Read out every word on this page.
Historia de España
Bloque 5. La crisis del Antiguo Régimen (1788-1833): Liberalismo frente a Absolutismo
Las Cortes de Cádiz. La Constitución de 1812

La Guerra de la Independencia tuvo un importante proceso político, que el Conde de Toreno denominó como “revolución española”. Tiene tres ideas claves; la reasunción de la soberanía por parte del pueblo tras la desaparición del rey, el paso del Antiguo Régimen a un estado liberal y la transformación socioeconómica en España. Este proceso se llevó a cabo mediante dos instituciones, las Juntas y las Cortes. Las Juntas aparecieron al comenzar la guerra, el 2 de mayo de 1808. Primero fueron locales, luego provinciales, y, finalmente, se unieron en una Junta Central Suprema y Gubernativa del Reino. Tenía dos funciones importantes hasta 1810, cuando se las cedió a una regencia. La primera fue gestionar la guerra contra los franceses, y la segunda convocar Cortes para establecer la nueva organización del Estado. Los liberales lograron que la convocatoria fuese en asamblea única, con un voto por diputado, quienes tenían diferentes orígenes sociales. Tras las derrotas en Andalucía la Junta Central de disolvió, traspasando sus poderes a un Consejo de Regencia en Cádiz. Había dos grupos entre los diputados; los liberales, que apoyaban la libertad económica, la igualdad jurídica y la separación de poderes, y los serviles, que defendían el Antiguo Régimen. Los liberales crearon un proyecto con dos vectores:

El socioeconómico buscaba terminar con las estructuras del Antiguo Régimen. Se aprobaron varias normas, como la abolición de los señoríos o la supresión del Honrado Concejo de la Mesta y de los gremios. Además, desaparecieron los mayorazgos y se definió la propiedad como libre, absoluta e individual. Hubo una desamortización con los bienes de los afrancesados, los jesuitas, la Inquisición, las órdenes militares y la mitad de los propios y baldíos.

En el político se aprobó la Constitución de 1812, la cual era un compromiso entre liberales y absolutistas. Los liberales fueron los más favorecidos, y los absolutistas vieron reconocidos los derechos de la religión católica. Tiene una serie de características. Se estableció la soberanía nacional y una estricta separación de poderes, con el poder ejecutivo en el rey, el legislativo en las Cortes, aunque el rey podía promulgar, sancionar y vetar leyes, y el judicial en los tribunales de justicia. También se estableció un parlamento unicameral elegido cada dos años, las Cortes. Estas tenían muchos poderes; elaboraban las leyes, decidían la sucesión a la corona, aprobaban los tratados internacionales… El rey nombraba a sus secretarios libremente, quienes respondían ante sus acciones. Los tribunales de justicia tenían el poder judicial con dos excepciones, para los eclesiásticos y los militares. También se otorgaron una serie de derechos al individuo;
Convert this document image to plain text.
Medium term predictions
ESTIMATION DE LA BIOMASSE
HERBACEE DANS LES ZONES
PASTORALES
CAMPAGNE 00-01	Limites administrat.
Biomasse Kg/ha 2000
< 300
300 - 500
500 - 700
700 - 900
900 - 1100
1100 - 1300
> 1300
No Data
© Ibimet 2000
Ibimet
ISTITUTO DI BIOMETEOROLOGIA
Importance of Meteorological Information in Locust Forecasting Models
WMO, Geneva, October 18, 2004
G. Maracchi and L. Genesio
..........
What the exercise asks: Write each entry out again. Do not change a word.

Answer to the exercise:
Read out every word on this page.
Historia de España
Bloque 5. La crisis del Antiguo Régimen (1788-1833): Liberalismo frente a Absolutismo
Las Cortes de Cádiz. La Constitución de 1812

La Guerra de la Independencia tuvo un importante proceso político, que el Conde de Toreno denominó como “revolución española”. Tiene tres ideas claves; la reasunción de la soberanía por parte del pueblo tras la desaparición del rey, el paso del Antiguo Régimen a un estado liberal y la transformación socioeconómica en España. Este proceso se llevó a cabo mediante dos instituciones, las Juntas y las Cortes. Las Juntas aparecieron al comenzar la guerra, el 2 de mayo de 1808. Primero fueron locales, luego provinciales, y, finalmente, se unieron en una Junta Central Suprema y Gubernativa del Reino. Tenía dos funciones importantes hasta 1810, cuando se las cedió a una regencia. La primera fue gestionar la guerra contra los franceses, y la segunda convocar Cortes para establecer la nueva organización del Estado. Los liberales lograron que la convocatoria fuese en asamblea única, con un voto por diputado, quienes tenían diferentes orígenes sociales. Tras las derrotas en Andalucía la Junta Central de disolvió, traspasando sus poderes a un Consejo de Regencia en Cádiz. Había dos grupos entre los diputados; los liberales, que apoyaban la libertad económica, la igualdad jurídica y la separación de poderes, y los serviles, que defendían el Antiguo Régimen. Los liberales crearon un proyecto con dos vectores:

El socioeconómico buscaba terminar con las estructuras del Antiguo Régimen. Se aprobaron varias normas, como la abolición de los señoríos o la supresión del Honrado Concejo de la Mesta y de los gremios. Además, desaparecieron los mayorazgos y se definió la propiedad como libre, absoluta e individual. Hubo una desamortización con los bienes de los afrancesados, los jesuitas, la Inquisición, las órdenes militares y la mitad de los propios y baldíos.

En el político se aprobó la Constitución de 1812, la cual era un compromiso entre liberales y absolutistas. Los liberales fueron los más favorecidos, y los absolutistas vieron reconocidos los derechos de la religión católica. Tiene una serie de características. Se estableció la soberanía nacional y una estricta separación de poderes, con el poder ejecutivo en el rey, el legislativo en las Cortes, aunque el rey podía promulgar, sancionar y vetar leyes, y el judicial en los tribunales de justicia. También se estableció un parlamento unicameral elegido cada dos años, las Cortes. Estas tenían muchos poderes; elaboraban las leyes, decidían la sucesión a la corona, aprobaban los tratados internacionales… El rey nombraba a sus secretarios libremente, quienes respondían ante sus acciones. Los tribunales de justicia tenían el poder judicial con dos excepciones, para los eclesiásticos y los militares. También se otorgaron una serie de derechos al individuo;
Convert this document image to plain text.
Medium term predictions
ESTIMATION DE LA BIOMASSE
HERBACEE DANS LES ZONES
PASTORALES
CAMPAGNE 00-01	Limites administrat.
Biomasse Kg/ha 2000
< 300
300 - 500
500 - 700
700 - 900
900 - 1100
1100 - 1300
> 1300
No Data
© Ibimet 2000
Ibimet
ISTITUTO DI BIOMETEOROLOGIA
Importance of Meteorological Information in Locust Forecasting Models
WMO, Geneva, October 18, 2004
G. Maracchi and L. Genesio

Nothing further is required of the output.